DIRECTIONS FOR THIS TASK:
Find the string "while" in the entries and copy each line that has it.

— begin EXERCISE INPUT —

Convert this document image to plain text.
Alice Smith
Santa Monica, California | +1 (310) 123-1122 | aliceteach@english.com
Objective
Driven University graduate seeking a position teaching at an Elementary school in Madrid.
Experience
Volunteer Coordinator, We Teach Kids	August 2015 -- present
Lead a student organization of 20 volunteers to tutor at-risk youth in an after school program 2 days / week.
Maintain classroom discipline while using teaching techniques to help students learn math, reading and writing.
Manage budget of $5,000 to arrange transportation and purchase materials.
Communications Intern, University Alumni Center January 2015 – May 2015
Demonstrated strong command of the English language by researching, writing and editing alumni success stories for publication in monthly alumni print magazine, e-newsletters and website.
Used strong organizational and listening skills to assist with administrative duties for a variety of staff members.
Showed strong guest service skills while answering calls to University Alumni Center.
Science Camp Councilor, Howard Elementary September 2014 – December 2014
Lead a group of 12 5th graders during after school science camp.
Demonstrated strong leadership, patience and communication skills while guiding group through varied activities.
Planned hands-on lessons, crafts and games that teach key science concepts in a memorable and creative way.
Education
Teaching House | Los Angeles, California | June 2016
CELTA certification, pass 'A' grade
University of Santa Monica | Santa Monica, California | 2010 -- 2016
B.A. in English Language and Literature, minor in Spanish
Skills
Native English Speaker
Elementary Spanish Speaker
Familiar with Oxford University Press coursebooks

— end EXERCISE INPUT —

TASK RESPONSE:
Maintain classroom discipline while using teaching techniques to help students learn math, reading and writing.
Showed strong guest service skills while answering calls to University Alumni Center.
Demonstrated strong leadership, patience and communication skills while guiding group through varied activities.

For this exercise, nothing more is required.